> **The task**: Return the count of lines that hold the string "Loss", with no other words.

>> start

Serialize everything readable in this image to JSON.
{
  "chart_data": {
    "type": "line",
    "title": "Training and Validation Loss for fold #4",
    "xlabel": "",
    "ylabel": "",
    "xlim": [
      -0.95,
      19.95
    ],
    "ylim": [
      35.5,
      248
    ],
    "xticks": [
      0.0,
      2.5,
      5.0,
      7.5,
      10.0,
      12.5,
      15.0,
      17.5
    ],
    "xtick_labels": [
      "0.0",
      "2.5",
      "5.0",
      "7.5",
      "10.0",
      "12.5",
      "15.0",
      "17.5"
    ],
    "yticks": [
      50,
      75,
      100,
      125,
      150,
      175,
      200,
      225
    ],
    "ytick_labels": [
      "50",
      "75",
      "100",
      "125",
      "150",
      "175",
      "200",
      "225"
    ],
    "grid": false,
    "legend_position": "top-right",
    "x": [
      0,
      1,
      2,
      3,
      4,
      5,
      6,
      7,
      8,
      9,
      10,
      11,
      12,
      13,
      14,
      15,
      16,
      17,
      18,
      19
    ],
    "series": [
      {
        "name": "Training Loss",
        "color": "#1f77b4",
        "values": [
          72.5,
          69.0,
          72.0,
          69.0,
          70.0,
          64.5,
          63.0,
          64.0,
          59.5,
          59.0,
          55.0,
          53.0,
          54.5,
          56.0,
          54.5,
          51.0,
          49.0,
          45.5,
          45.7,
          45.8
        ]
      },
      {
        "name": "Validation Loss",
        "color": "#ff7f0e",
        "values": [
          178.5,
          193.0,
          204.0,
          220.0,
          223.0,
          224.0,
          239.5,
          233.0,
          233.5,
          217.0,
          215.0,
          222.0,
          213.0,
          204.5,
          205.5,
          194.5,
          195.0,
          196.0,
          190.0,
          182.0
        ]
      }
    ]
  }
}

>> end

> **The response**: 3